* [Text provided]

=======

Transport & Allied Workers Union v Everest Enterprise Limited [2015] KEELRC 698 (KLR)
Full Case Text
REPUBLIC OF KENYA
EMPLOYMENT AND LABOUR RELATIONS COURT
AT NAIROBI
CAUSE NO. 286 OF 2010
TRANSPORT & ALLIED WORKERS UNION………….……….CLAIMANT/APPLICANT
VERSUS
EVEREST ENTERPRISE LIMITED……..……………..……….................RESPONDENT
RULING
The Claimant/Applicant seeks through the Notice of Motion application dated 6th May 2015 to set aside the dismissal of the suit on 4th May 2015. The Claimant asserted that on the material date, the representative of the Claimant and the counsel for the Respondent were in the Court precincts trying to establish which Court was hearing the case on that date and that the matter had previously been before Monica Mbaru J. The Claimant asserted that there had been partial agreement on the matters in issue and the dismissal would negate the intended settlement of the dispute and justice would be denied to the grievant.
The Respondent was opposed and filed Grounds of Opposition dated 15th June 2015. The Respondent asserted that the application was fatally defective and offended the mandatory provisions of Order 51 Rule 4 of the Civil Procedure Rules and that the date was taken by consent and at the insistence of the representative of the Claimant on 21st January 2015. Further it was asserted that the application was misconceived and misleading as parties had not recorded consent nor agreed on any terms of settlement. The Respondent thus sought the dismissal of the suit with costs.
The application was urged before me on 15th June 2015. Mr. Makuwa for the Claimant submitted that the absence in Court on 4th May 2015 was not deliberate and that parties were in the throes of a settlement when the dismissal occurred. He submitted that it was the insistence of counsel for the Respondent that led to deferment of the suit on 21st January 2015.
Mr. Gitaka for the Respondent urged that the application be dismissed. He submitted that the date had been taken at the insistence of Mr. Makuwa and that though the matter may have been before Mbaru J. on the 21st of January 2015, on 4th May 2015 it was before this Court and that there was no reason advanced as to why there was no appearance. He submitted that the application offends Order 51 Rule 4 and no grounds are relied on and referred to a consent that was reached by parties and attached a letter on ‘without prejudice’ basis. He submitted that the parties had not reached a consent and that there had been indication to court that there were ongoing discussions on possible settlement. The Respondent had not reverted on the proposals for settlement. He urged the Court to dismiss the application as grounds relied on were not sufficient.
Mr. Makuwa in a brief reprise submitted that it was counsel for the Respondent who had sought time to bring a consent and the Claimant agreed to negotiate.

=======

* [Instructions for the task] Rewrite everything in the ruling from "Mr. Gitaka for" down to "were not sufficient.", substituting "Monica Mbaru J." for "Mbaru J.". The material placed after the ruling stands on its own and is separate from it.

* [Information shown]
=======

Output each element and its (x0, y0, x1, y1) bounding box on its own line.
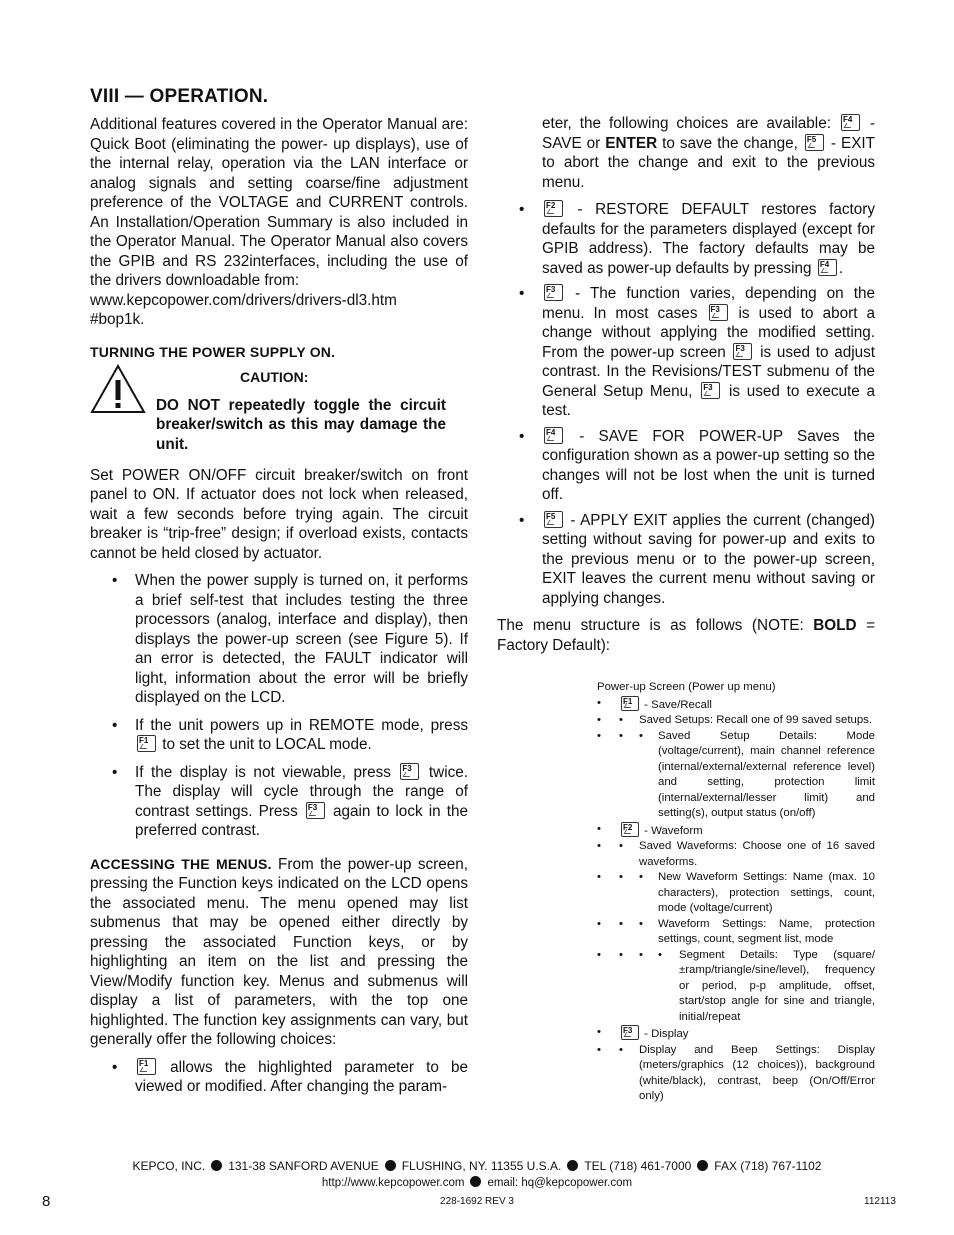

=======

* [Complete answer]
Mr. Gitaka for the Respondent urged that the application be dismissed. He submitted that the date had been taken at the insistence of Mr. Makuwa and that though the matter may have been before Monica Mbaru J. on the 21st of January 2015, on 4th May 2015 it was before this Court and that there was no reason advanced as to why there was no appearance. He submitted that the application offends Order 51 Rule 4 and no grounds are relied on and referred to a consent that was reached by parties and attached a letter on ‘without prejudice’ basis. He submitted that the parties had not reached a consent and that there had been indication to court that there were ongoing discussions on possible settlement. The Respondent had not reverted on the proposals for settlement. He urged the Court to dismiss the application as grounds relied on were not sufficient.